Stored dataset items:
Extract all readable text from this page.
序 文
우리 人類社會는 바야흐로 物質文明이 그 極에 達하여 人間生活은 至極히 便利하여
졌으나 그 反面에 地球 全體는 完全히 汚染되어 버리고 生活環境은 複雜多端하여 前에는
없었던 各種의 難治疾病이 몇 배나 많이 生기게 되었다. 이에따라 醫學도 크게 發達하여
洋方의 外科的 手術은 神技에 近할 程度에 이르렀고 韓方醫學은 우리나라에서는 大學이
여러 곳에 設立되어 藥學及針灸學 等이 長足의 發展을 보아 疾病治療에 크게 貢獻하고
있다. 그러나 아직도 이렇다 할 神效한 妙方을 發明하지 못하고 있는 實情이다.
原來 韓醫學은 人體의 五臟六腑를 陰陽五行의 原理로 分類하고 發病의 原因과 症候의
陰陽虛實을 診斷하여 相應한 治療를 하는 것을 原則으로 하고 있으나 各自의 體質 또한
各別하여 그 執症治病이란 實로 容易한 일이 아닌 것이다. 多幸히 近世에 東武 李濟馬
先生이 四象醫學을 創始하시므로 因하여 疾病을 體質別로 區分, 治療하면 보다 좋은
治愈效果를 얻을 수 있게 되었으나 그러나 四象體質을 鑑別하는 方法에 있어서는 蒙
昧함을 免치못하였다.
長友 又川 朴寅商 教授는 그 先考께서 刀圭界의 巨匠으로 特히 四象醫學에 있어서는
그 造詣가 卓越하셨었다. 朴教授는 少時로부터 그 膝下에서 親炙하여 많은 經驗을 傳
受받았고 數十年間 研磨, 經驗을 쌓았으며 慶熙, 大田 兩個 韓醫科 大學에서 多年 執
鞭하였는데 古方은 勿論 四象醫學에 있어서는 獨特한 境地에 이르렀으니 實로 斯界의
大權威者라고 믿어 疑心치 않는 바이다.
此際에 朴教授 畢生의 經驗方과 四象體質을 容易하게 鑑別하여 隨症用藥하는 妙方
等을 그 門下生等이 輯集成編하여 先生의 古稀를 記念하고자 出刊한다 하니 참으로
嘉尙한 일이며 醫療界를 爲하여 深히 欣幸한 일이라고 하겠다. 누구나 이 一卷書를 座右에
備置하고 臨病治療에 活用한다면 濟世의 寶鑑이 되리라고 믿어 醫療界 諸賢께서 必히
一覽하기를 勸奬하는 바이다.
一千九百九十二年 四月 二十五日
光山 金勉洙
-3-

→ Objective
Using the material above, report each line where "있어서는" occurs.

→ Answer in full
治愈效果를 얻을 수 있게 되었으나 그러나 四象體質을 鑑別하는 方法에 있어서는 蒙
長友 又川 朴寅商 教授는 그 先考께서 刀圭界의 巨匠으로 特히 四象醫學에 있어서는
鞭하였는데 古方은 勿論 四象醫學에 있어서는 獨特한 境地에 이르렀으니 實로 斯界의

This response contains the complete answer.